--- begin Records to use ---
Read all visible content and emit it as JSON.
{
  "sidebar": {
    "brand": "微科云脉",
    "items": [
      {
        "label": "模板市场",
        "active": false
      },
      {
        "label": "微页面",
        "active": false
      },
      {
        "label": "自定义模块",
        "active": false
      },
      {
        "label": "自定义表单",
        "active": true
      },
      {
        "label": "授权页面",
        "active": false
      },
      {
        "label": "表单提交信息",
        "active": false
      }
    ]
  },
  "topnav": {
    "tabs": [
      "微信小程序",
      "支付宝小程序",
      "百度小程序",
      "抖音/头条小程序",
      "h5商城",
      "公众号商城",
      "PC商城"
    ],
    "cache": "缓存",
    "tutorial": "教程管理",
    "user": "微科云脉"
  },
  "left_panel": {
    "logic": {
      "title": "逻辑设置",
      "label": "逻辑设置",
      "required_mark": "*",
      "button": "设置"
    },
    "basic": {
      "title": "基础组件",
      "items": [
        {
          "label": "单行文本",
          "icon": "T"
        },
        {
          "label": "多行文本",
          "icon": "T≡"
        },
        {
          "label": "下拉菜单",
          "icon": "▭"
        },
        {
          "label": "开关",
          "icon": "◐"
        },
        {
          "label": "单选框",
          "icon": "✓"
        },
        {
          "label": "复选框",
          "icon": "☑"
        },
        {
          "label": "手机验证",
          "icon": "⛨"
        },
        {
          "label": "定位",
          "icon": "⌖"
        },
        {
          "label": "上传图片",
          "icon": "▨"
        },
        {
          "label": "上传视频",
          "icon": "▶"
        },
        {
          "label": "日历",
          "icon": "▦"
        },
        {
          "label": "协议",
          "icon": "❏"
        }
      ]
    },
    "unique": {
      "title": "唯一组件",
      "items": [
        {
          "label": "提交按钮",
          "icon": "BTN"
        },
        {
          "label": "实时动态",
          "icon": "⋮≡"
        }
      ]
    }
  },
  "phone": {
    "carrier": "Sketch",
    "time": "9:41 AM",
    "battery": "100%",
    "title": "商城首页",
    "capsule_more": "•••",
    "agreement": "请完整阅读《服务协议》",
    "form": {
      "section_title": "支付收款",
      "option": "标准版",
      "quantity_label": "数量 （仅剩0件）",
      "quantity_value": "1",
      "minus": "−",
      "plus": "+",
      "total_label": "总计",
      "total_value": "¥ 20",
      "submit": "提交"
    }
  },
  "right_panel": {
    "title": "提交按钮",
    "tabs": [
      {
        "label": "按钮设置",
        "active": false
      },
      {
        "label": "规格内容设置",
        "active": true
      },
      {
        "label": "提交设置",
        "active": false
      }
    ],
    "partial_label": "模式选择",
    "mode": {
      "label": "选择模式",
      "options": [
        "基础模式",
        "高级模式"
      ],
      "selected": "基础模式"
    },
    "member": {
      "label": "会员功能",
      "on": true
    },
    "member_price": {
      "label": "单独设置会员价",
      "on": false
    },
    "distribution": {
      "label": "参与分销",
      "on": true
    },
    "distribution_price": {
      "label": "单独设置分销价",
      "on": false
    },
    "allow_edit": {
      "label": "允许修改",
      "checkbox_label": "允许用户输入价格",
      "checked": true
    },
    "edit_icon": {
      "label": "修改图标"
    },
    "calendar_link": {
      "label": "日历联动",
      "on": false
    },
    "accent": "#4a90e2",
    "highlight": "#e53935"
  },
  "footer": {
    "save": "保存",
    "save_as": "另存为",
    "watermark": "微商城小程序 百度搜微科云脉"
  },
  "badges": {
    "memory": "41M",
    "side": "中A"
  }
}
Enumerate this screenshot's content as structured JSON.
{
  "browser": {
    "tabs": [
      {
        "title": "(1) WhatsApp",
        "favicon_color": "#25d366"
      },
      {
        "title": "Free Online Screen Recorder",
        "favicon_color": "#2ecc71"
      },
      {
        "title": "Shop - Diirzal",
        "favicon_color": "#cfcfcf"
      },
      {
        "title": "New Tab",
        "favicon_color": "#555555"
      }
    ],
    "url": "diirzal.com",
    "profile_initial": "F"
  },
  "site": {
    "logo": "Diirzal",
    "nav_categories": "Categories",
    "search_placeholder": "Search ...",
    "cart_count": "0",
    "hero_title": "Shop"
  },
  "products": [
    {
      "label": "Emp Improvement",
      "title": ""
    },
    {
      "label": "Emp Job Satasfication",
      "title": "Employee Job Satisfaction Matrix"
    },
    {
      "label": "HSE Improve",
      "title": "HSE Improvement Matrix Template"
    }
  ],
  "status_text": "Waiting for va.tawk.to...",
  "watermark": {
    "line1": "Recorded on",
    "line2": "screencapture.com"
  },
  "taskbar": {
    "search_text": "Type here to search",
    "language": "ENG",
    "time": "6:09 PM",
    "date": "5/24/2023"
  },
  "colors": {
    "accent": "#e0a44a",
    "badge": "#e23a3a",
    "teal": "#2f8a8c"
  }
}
--- end Records to use ---
Work instructions: Each record above should be restated word for word.

Solved exercise:
Read all visible content and emit it as JSON.
{
  "sidebar": {
    "brand": "微科云脉",
    "items": [
      {
        "label": "模板市场",
        "active": false
      },
      {
        "label": "微页面",
        "active": false
      },
      {
        "label": "自定义模块",
        "active": false
      },
      {
        "label": "自定义表单",
        "active": true
      },
      {
        "label": "授权页面",
        "active": false
      },
      {
        "label": "表单提交信息",
        "active": false
      }
    ]
  },
  "topnav": {
    "tabs": [
      "微信小程序",
      "支付宝小程序",
      "百度小程序",
      "抖音/头条小程序",
      "h5商城",
      "公众号商城",
      "PC商城"
    ],
    "cache": "缓存",
    "tutorial": "教程管理",
    "user": "微科云脉"
  },
  "left_panel": {
    "logic": {
      "title": "逻辑设置",
      "label": "逻辑设置",
      "required_mark": "*",
      "button": "设置"
    },
    "basic": {
      "title": "基础组件",
      "items": [
        {
          "label": "单行文本",
          "icon": "T"
        },
        {
          "label": "多行文本",
          "icon": "T≡"
        },
        {
          "label": "下拉菜单",
          "icon": "▭"
        },
        {
          "label": "开关",
          "icon": "◐"
        },
        {
          "label": "单选框",
          "icon": "✓"
        },
        {
          "label": "复选框",
          "icon": "☑"
        },
        {
          "label": "手机验证",
          "icon": "⛨"
        },
        {
          "label": "定位",
          "icon": "⌖"
        },
        {
          "label": "上传图片",
          "icon": "▨"
        },
        {
          "label": "上传视频",
          "icon": "▶"
        },
        {
          "label": "日历",
          "icon": "▦"
        },
        {
          "label": "协议",
          "icon": "❏"
        }
      ]
    },
    "unique": {
      "title": "唯一组件",
      "items": [
        {
          "label": "提交按钮",
          "icon": "BTN"
        },
        {
          "label": "实时动态",
          "icon": "⋮≡"
        }
      ]
    }
  },
  "phone": {
    "carrier": "Sketch",
    "time": "9:41 AM",
    "battery": "100%",
    "title": "商城首页",
    "capsule_more": "•••",
    "agreement": "请完整阅读《服务协议》",
    "form": {
      "section_title": "支付收款",
      "option": "标准版",
      "quantity_label": "数量 （仅剩0件）",
      "quantity_value": "1",
      "minus": "−",
      "plus": "+",
      "total_label": "总计",
      "total_value": "¥ 20",
      "submit": "提交"
    }
  },
  "right_panel": {
    "title": "提交按钮",
    "tabs": [
      {
        "label": "按钮设置",
        "active": false
      },
      {
        "label": "规格内容设置",
        "active": true
      },
      {
        "label": "提交设置",
        "active": false
      }
    ],
    "partial_label": "模式选择",
    "mode": {
      "label": "选择模式",
      "options": [
        "基础模式",
        "高级模式"
      ],
      "selected": "基础模式"
    },
    "member": {
      "label": "会员功能",
      "on": true
    },
    "member_price": {
      "label": "单独设置会员价",
      "on": false
    },
    "distribution": {
      "label": "参与分销",
      "on": true
    },
    "distribution_price": {
      "label": "单独设置分销价",
      "on": false
    },
    "allow_edit": {
      "label": "允许修改",
      "checkbox_label": "允许用户输入价格",
      "checked": true
    },
    "edit_icon": {
      "label": "修改图标"
    },
    "calendar_link": {
      "label": "日历联动",
      "on": false
    },
    "accent": "#4a90e2",
    "highlight": "#e53935"
  },
  "footer": {
    "save": "保存",
    "save_as": "另存为",
    "watermark": "微商城小程序 百度搜微科云脉"
  },
  "badges": {
    "memory": "41M",
    "side": "中A"
  }
}
Enumerate this screenshot's content as structured JSON.
{
  "browser": {
    "tabs": [
      {
        "title": "(1) WhatsApp",
        "favicon_color": "#25d366"
      },
      {
        "title": "Free Online Screen Recorder",
        "favicon_color": "#2ecc71"
      },
      {
        "title": "Shop - Diirzal",
        "favicon_color": "#cfcfcf"
      },
      {
        "title": "New Tab",
        "favicon_color": "#555555"
      }
    ],
    "url": "diirzal.com",
    "profile_initial": "F"
  },
  "site": {
    "logo": "Diirzal",
    "nav_categories": "Categories",
    "search_placeholder": "Search ...",
    "cart_count": "0",
    "hero_title": "Shop"
  },
  "products": [
    {
      "label": "Emp Improvement",
      "title": ""
    },
    {
      "label": "Emp Job Satasfication",
      "title": "Employee Job Satisfaction Matrix"
    },
    {
      "label": "HSE Improve",
      "title": "HSE Improvement Matrix Template"
    }
  ],
  "status_text": "Waiting for va.tawk.to...",
  "watermark": {
    "line1": "Recorded on",
    "line2": "screencapture.com"
  },
  "taskbar": {
    "search_text": "Type here to search",
    "language": "ENG",
    "time": "6:09 PM",
    "date": "5/24/2023"
  },
  "colors": {
    "accent": "#e0a44a",
    "badge": "#e23a3a",
    "teal": "#2f8a8c"
  }
}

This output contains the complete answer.